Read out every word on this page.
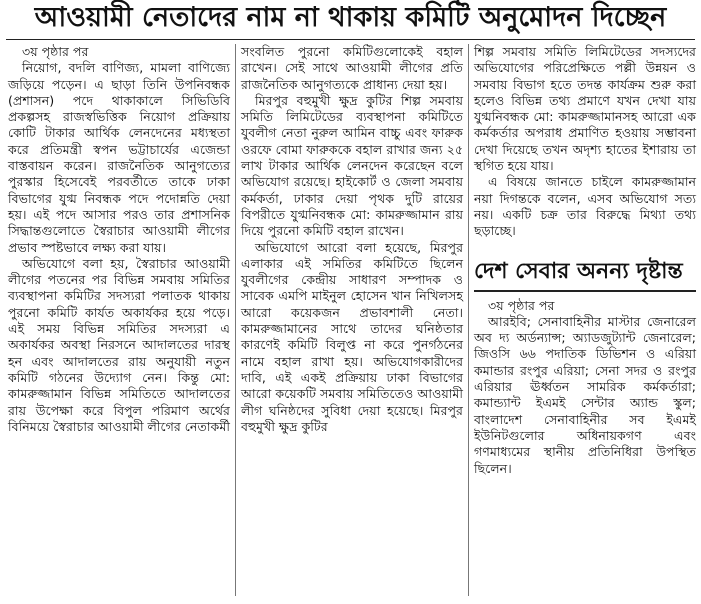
আওয়ামী নেতাদের নাম না থাকায় কমিটি অনুমোদন দিচ্ছেন

৩য় পৃষ্ঠার পর

নিয়োগ, বদলি বাণিজ্য, মামলা বাণিজ্যে জড়িয়ে পড়েন। এ ছাড়া তিনি উপনিবন্ধক (প্রশাসন) পদে থাকাকালে সিভিডিবি প্রকল্পসহ রাজস্বভিত্তিক নিয়োগ প্রক্রিয়ায় কোটি টাকার আর্থিক লেনদেনের মধ্যস্থতা করে প্রতিমন্ত্রী স্বপন ভট্টাচার্যের এজেন্ডা বাস্তবায়ন করেন। রাজনৈতিক আনুগত্যের পুরস্কার হিসেবেই পরবর্তীতে তাকে ঢাকা বিভাগের যুগ্ম নিবন্ধক পদে পদোন্নতি দেয়া হয়। এই পদে আসার পরও তার প্রশাসনিক সিদ্ধান্তগুলোতে স্বৈরাচার আওয়ামী লীগের প্রভাব স্পষ্টভাবে লক্ষ্য করা যায়।

অভিযোগে বলা হয়, স্বৈরাচার আওয়ামী লীগের পতনের পর বিভিন্ন সমবায় সমিতির ব্যবস্থাপনা কমিটির সদস্যরা পলাতক থাকায় পুরনো কমিটি কার্যত অকার্যকর হয়ে পড়ে। এই সময় বিভিন্ন সমিতির সদস্যরা এ অকার্যকর অবস্থা নিরসনে আদালতের দারস্থ হন এবং আদালতের রায় অনুযায়ী নতুন কমিটি গঠনের উদ্যোগ নেন। কিন্তু মো: কামরুজ্জামান বিভিন্ন সমিতিতে আদালতের রায় উপেক্ষা করে বিপুল পরিমাণ অর্থের বিনিময়ে স্বৈরাচার আওয়ামী লীগের নেতাকর্মী

সংবলিত পুরনো কমিটিগুলোকেই বহাল রাখেন। সেই সাথে আওয়ামী লীগের প্রতি রাজনৈতিক আনুগত্যকে প্রাধান্য দেয়া হয়।

মিরপুর বহুমুখী ক্ষুদ্র কুটির শিল্প সমবায় সমিতি লিমিটেডের ব্যবস্থাপনা কমিটিতে যুবলীগ নেতা নুরুল আমিন বাচ্চু এবং ফারুক ওরফে বোমা ফারুককে বহাল রাখার জন্য ২৫ লাখ টাকার আর্থিক লেনদেন করেছেন বলে অভিযোগ রয়েছে। হাইকোর্ট ও জেলা সমবায় কর্মকর্তা, ঢাকার দেয়া পৃথক দুটি রায়ের বিপরীতে যুগ্মনিবন্ধক মো: কামরুজ্জামান রায় দিয়ে পুরনো কমিটি বহাল রাখেন।

অভিযোগে আরো বলা হয়েছে, মিরপুর এলাকার এই সমিতির কমিটিতে ছিলেন যুবলীগের কেন্দ্রীয় সাধারণ সম্পাদক ও সাবেক এমপি মাইনুল হোসেন খান নিখিলসহ আরো কয়েকজন প্রভাবশালী নেতা। কামরুজ্জামানের সাথে তাদের ঘনিষ্ঠতার কারণেই কমিটি বিলুপ্ত না করে পুনর্গঠনের নামে বহাল রাখা হয়। অভিযোগকারীদের দাবি, এই একই প্রক্রিয়ায় ঢাকা বিভাগের আরো কয়েকটি সমবায় সমিতিতেও আওয়ামী লীগ ঘনিষ্ঠদের সুবিধা দেয়া হয়েছে। মিরপুর বহুমুখী ক্ষুদ্র কুটির

শিল্প সমবায় সমিতি লিমিটেডের সদস্যদের অভিযোগের পরিপ্রেক্ষিতে পল্লী উন্নয়ন ও সমবায় বিভাগ হতে তদন্ত কার্যক্রম শুরু করা হলেও বিভিন্ন তথ্য প্রমাণে যখন দেখা যায় যুগ্মনিবন্ধক মো: কামরুজ্জামানসহ আরো এক কর্মকর্তার অপরাধ প্রমাণিত হওয়ায় সম্ভাবনা দেখা দিয়েছে তখন অদৃশ্য হাতের ইশারায় তা স্থগিত হয়ে যায়।

এ বিষয়ে জানতে চাইলে কামরুজ্জামান নয়া দিগন্তকে বলেন, এসব অভিযোগ সত্য নয়। একটি চক্র তার বিরুদ্ধে মিথ্যা তথ্য ছড়াচ্ছে।

দেশ সেবার অনন্য দৃষ্টান্ত

৩য় পৃষ্ঠার পর

আরইবি; সেনাবাহিনীর মাস্টার জেনারেল অব দ্য অর্ডন্যান্স; অ্যাডজুট্যান্ট জেনারেল; জিওসি ৬৬ পদাতিক ডিভিশন ও এরিয়া কমান্ডার রংপুর এরিয়া; সেনা সদর ও রংপুর এরিয়ার ঊর্ধ্বতন সামরিক কর্মকর্তারা; কমান্ড্যান্ট ইএমই সেন্টার অ্যান্ড স্কুল; বাংলাদেশ সেনাবাহিনীর সব ইএমই ইউনিটগুলোর অধিনায়কগণ এবং গণমাধ্যমের স্থানীয় প্রতিনিধিরা উপস্থিত ছিলেন।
****************
Without the pictures, return all the records precisely as they stand.

Read out every word on this page.
আওয়ামী নেতাদের নাম না থাকায় কমিটি অনুমোদন দিচ্ছেন

৩য় পৃষ্ঠার পর

নিয়োগ, বদলি বাণিজ্য, মামলা বাণিজ্যে জড়িয়ে পড়েন। এ ছাড়া তিনি উপনিবন্ধক (প্রশাসন) পদে থাকাকালে সিভিডিবি প্রকল্পসহ রাজস্বভিত্তিক নিয়োগ প্রক্রিয়ায় কোটি টাকার আর্থিক লেনদেনের মধ্যস্থতা করে প্রতিমন্ত্রী স্বপন ভট্টাচার্যের এজেন্ডা বাস্তবায়ন করেন। রাজনৈতিক আনুগত্যের পুরস্কার হিসেবেই পরবর্তীতে তাকে ঢাকা বিভাগের যুগ্ম নিবন্ধক পদে পদোন্নতি দেয়া হয়। এই পদে আসার পরও তার প্রশাসনিক সিদ্ধান্তগুলোতে স্বৈরাচার আওয়ামী লীগের প্রভাব স্পষ্টভাবে লক্ষ্য করা যায়।

অভিযোগে বলা হয়, স্বৈরাচার আওয়ামী লীগের পতনের পর বিভিন্ন সমবায় সমিতির ব্যবস্থাপনা কমিটির সদস্যরা পলাতক থাকায় পুরনো কমিটি কার্যত অকার্যকর হয়ে পড়ে। এই সময় বিভিন্ন সমিতির সদস্যরা এ অকার্যকর অবস্থা নিরসনে আদালতের দারস্থ হন এবং আদালতের রায় অনুযায়ী নতুন কমিটি গঠনের উদ্যোগ নেন। কিন্তু মো: কামরুজ্জামান বিভিন্ন সমিতিতে আদালতের রায় উপেক্ষা করে বিপুল পরিমাণ অর্থের বিনিময়ে স্বৈরাচার আওয়ামী লীগের নেতাকর্মী

সংবলিত পুরনো কমিটিগুলোকেই বহাল রাখেন। সেই সাথে আওয়ামী লীগের প্রতি রাজনৈতিক আনুগত্যকে প্রাধান্য দেয়া হয়।

মিরপুর বহুমুখী ক্ষুদ্র কুটির শিল্প সমবায় সমিতি লিমিটেডের ব্যবস্থাপনা কমিটিতে যুবলীগ নেতা নুরুল আমিন বাচ্চু এবং ফারুক ওরফে বোমা ফারুককে বহাল রাখার জন্য ২৫ লাখ টাকার আর্থিক লেনদেন করেছেন বলে অভিযোগ রয়েছে। হাইকোর্ট ও জেলা সমবায় কর্মকর্তা, ঢাকার দেয়া পৃথক দুটি রায়ের বিপরীতে যুগ্মনিবন্ধক মো: কামরুজ্জামান রায় দিয়ে পুরনো কমিটি বহাল রাখেন।

অভিযোগে আরো বলা হয়েছে, মিরপুর এলাকার এই সমিতির কমিটিতে ছিলেন যুবলীগের কেন্দ্রীয় সাধারণ সম্পাদক ও সাবেক এমপি মাইনুল হোসেন খান নিখিলসহ আরো কয়েকজন প্রভাবশালী নেতা। কামরুজ্জামানের সাথে তাদের ঘনিষ্ঠতার কারণেই কমিটি বিলুপ্ত না করে পুনর্গঠনের নামে বহাল রাখা হয়। অভিযোগকারীদের দাবি, এই একই প্রক্রিয়ায় ঢাকা বিভাগের আরো কয়েকটি সমবায় সমিতিতেও আওয়ামী লীগ ঘনিষ্ঠদের সুবিধা দেয়া হয়েছে। মিরপুর বহুমুখী ক্ষুদ্র কুটির

শিল্প সমবায় সমিতি লিমিটেডের সদস্যদের অভিযোগের পরিপ্রেক্ষিতে পল্লী উন্নয়ন ও সমবায় বিভাগ হতে তদন্ত কার্যক্রম শুরু করা হলেও বিভিন্ন তথ্য প্রমাণে যখন দেখা যায় যুগ্মনিবন্ধক মো: কামরুজ্জামানসহ আরো এক কর্মকর্তার অপরাধ প্রমাণিত হওয়ায় সম্ভাবনা দেখা দিয়েছে তখন অদৃশ্য হাতের ইশারায় তা স্থগিত হয়ে যায়।

এ বিষয়ে জানতে চাইলে কামরুজ্জামান নয়া দিগন্তকে বলেন, এসব অভিযোগ সত্য নয়। একটি চক্র তার বিরুদ্ধে মিথ্যা তথ্য ছড়াচ্ছে।

দেশ সেবার অনন্য দৃষ্টান্ত

৩য় পৃষ্ঠার পর

আরইবি; সেনাবাহিনীর মাস্টার জেনারেল অব দ্য অর্ডন্যান্স; অ্যাডজুট্যান্ট জেনারেল; জিওসি ৬৬ পদাতিক ডিভিশন ও এরিয়া কমান্ডার রংপুর এরিয়া; সেনা সদর ও রংপুর এরিয়ার ঊর্ধ্বতন সামরিক কর্মকর্তারা; কমান্ড্যান্ট ইএমই সেন্টার অ্যান্ড স্কুল; বাংলাদেশ সেনাবাহিনীর সব ইএমই ইউনিটগুলোর অধিনায়কগণ এবং গণমাধ্যমের স্থানীয় প্রতিনিধিরা উপস্থিত ছিলেন।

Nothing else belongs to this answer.